START Rows
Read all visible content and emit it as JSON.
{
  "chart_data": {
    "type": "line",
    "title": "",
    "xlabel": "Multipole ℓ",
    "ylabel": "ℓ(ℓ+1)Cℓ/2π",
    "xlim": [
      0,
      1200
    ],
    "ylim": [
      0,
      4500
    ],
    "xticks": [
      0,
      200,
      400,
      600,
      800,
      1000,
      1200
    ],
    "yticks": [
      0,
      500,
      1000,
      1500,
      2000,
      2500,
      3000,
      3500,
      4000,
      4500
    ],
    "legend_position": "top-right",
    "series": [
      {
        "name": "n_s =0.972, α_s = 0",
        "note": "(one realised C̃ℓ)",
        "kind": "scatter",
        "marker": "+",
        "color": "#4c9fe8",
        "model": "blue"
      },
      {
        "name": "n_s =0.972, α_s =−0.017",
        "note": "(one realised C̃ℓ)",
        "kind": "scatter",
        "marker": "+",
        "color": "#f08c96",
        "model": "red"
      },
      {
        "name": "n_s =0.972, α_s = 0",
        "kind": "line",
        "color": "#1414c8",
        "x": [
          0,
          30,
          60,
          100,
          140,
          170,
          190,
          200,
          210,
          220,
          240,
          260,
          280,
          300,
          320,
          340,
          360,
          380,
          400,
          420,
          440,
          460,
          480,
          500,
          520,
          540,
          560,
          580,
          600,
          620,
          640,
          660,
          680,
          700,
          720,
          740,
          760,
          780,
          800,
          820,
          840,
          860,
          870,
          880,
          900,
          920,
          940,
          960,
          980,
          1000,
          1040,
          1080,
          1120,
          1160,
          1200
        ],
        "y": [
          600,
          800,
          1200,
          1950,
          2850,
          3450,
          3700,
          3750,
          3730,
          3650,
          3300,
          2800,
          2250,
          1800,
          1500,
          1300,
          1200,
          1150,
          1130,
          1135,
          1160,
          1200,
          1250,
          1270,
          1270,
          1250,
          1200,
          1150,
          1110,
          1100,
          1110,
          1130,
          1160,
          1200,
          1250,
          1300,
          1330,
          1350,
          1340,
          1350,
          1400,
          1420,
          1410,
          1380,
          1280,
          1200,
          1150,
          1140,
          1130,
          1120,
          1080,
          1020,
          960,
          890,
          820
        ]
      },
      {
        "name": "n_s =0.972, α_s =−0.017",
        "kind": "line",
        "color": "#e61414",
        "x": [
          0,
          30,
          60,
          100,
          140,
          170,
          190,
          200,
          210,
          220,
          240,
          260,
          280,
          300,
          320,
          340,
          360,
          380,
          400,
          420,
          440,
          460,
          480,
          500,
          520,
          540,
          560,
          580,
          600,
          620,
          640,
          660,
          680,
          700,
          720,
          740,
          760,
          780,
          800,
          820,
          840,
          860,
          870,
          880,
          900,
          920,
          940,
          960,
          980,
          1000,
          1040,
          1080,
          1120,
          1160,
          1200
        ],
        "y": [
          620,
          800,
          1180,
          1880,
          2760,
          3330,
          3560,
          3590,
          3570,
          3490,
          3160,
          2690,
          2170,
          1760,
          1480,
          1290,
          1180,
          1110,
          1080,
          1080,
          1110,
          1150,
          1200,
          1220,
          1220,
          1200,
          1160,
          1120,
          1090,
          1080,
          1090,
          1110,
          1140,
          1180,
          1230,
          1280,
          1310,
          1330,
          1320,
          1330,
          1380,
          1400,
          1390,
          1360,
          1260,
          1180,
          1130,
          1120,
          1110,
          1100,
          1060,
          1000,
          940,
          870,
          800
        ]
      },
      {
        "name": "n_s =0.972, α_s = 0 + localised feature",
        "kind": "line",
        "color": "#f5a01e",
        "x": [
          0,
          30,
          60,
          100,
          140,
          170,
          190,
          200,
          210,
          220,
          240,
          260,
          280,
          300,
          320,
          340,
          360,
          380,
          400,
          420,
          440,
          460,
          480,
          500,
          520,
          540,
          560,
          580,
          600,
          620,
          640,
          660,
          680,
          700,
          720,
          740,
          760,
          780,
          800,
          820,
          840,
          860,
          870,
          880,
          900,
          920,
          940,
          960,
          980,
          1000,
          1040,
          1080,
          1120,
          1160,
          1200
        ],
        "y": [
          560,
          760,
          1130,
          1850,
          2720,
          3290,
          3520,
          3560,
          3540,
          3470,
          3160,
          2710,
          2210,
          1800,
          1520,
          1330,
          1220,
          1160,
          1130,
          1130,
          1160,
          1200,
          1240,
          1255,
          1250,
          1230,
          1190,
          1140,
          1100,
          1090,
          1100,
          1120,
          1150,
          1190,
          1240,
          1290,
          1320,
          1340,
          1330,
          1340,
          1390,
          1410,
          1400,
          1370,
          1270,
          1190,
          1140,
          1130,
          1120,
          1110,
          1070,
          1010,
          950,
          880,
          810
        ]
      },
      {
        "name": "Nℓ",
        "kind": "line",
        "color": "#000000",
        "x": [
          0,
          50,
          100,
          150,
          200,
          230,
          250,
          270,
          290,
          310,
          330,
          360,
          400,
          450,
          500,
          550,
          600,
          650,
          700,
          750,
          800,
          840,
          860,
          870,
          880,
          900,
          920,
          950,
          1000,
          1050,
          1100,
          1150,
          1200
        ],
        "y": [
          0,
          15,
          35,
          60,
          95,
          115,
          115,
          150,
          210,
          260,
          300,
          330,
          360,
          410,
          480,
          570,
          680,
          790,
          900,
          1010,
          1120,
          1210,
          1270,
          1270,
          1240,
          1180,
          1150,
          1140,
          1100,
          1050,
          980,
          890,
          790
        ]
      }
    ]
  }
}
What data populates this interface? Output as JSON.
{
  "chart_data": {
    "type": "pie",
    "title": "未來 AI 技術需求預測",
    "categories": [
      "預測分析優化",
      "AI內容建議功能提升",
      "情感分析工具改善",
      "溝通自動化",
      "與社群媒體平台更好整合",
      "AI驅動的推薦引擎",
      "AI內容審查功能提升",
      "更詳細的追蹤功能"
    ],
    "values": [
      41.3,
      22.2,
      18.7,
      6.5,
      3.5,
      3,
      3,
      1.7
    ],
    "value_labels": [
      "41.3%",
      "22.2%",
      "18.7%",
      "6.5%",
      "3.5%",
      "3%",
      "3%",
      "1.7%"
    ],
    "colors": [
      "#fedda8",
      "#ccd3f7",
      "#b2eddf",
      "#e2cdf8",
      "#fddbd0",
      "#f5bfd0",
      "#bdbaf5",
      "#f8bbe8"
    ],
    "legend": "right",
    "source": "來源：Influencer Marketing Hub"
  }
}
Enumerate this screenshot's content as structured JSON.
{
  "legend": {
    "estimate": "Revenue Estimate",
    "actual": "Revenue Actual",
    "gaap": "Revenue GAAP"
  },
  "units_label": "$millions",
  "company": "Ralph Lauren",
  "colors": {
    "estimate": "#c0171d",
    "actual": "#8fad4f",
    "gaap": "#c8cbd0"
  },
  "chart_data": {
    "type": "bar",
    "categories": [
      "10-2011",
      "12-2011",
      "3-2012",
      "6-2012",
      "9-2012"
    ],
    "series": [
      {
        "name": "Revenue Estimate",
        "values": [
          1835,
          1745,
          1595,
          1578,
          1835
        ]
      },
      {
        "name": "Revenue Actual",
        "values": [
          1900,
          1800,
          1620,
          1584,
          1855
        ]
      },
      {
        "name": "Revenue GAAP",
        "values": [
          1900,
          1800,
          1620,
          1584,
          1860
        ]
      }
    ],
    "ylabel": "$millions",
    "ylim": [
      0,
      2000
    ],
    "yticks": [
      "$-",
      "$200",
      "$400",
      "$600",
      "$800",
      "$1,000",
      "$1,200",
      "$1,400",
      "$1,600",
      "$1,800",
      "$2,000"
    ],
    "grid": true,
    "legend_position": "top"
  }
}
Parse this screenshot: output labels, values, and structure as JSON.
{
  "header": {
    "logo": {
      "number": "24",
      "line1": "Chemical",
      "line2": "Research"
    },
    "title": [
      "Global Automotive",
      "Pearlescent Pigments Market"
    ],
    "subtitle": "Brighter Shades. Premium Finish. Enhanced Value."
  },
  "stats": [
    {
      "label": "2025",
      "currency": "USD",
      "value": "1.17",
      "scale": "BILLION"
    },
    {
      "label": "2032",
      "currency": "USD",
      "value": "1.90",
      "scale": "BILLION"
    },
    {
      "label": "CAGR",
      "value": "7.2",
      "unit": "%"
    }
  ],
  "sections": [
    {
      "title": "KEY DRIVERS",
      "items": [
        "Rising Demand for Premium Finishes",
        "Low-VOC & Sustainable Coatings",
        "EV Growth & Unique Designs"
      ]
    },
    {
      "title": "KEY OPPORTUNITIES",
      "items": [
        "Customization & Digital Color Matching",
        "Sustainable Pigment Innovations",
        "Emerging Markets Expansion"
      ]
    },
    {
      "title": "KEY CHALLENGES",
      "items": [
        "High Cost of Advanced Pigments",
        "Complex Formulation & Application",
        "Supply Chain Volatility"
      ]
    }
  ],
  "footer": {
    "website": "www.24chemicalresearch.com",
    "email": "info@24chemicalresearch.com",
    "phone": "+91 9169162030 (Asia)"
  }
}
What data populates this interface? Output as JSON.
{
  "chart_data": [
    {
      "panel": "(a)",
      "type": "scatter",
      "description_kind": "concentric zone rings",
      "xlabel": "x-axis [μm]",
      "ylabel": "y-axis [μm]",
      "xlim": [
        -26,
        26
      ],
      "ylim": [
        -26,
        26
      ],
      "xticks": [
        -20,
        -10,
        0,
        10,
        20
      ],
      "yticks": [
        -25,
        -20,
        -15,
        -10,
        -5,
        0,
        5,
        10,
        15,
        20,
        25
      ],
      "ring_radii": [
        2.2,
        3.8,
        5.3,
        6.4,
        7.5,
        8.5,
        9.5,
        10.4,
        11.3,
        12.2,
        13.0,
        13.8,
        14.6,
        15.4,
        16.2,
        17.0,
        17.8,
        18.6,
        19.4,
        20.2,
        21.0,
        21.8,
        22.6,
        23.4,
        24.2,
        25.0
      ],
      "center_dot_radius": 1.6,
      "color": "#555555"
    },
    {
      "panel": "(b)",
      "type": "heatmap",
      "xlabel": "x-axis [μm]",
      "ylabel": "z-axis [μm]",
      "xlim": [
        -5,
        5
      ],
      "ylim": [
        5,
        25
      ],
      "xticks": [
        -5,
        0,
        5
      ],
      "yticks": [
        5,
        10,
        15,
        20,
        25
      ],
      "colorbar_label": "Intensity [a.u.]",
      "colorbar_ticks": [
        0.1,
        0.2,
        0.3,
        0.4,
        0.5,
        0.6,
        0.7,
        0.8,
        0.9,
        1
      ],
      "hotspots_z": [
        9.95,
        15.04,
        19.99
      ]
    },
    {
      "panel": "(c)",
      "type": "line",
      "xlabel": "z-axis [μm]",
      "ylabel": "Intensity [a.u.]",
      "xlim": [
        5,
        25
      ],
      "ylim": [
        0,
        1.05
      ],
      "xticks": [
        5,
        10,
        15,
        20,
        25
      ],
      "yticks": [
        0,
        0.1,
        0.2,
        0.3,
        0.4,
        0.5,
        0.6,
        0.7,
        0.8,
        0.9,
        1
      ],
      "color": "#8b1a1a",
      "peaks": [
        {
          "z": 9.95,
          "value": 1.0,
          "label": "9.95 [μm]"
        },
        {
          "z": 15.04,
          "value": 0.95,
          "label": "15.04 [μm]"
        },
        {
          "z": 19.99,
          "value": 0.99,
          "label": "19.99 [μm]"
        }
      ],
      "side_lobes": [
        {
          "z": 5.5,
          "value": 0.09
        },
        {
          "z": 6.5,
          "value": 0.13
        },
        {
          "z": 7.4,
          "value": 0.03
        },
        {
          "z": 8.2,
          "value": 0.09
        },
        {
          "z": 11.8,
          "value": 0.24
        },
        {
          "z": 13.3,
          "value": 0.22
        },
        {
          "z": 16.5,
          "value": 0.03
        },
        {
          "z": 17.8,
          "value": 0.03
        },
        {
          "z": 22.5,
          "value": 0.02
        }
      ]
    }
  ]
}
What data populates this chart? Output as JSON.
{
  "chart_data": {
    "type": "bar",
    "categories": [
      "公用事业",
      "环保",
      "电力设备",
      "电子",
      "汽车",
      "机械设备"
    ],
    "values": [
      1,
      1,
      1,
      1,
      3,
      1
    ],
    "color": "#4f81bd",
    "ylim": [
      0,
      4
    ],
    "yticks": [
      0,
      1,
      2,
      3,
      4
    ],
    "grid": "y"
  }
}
END Rows
#### What to work on
Above are the records. Identify each line that contains the word "xlabel".

#### Response
    "xlabel": "Multipole ℓ",
      "xlabel": "x-axis [μm]",
      "xlabel": "x-axis [μm]",
      "xlabel": "z-axis [μm]",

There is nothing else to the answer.